Stored dataset items:
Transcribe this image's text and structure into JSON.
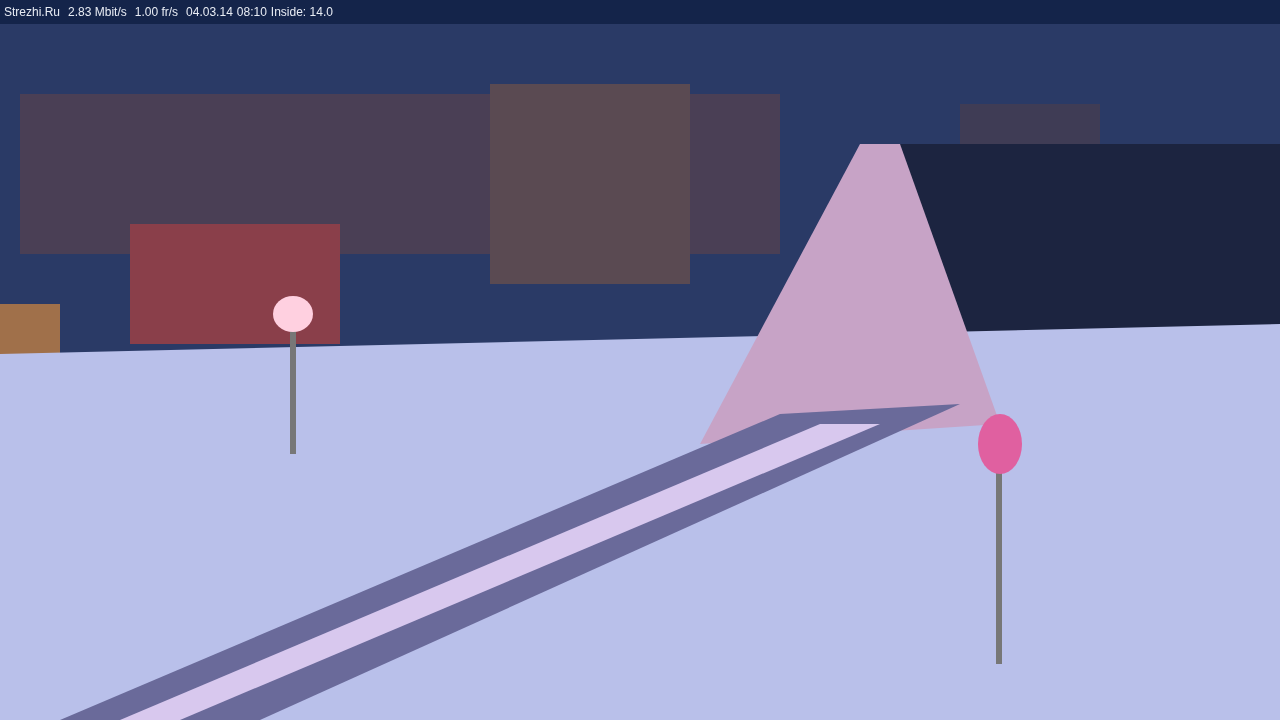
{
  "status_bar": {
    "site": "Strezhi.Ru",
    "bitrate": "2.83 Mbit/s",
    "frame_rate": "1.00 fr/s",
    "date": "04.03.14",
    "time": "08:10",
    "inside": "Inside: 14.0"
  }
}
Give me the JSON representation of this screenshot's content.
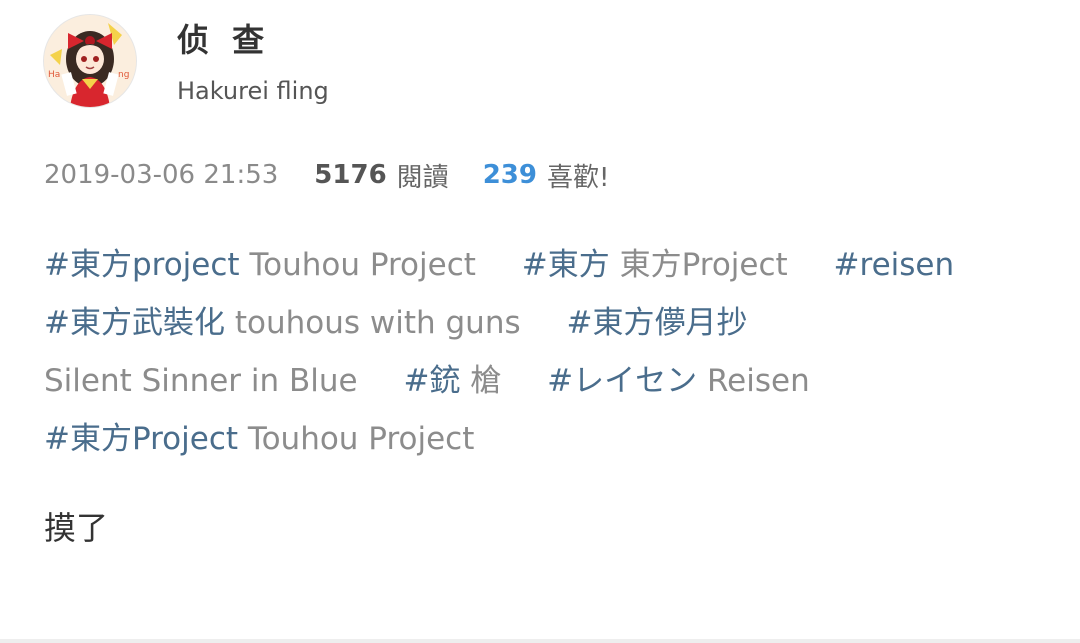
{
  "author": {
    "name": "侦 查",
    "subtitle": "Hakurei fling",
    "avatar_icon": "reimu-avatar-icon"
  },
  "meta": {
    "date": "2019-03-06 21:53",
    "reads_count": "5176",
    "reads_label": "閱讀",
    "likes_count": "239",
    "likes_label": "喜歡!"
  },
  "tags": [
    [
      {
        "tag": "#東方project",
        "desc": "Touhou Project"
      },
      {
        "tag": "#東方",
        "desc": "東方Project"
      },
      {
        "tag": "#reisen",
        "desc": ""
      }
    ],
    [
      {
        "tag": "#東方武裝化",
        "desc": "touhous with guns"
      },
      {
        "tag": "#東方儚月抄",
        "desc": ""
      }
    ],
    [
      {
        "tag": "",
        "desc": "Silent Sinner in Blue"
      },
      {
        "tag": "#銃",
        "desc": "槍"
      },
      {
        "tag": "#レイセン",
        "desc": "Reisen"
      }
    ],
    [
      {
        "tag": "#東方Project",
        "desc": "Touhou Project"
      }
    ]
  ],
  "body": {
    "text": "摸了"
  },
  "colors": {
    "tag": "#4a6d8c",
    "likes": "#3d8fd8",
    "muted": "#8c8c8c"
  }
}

— WHAT YOU ARE ASKED TO DO —
In the entries above, find each line with the word "JSON" and show it.

— PROBLEM SOLUTION —
Transcribe this image's text and structure into JSON.
Give me the JSON representation of this screenshot's content.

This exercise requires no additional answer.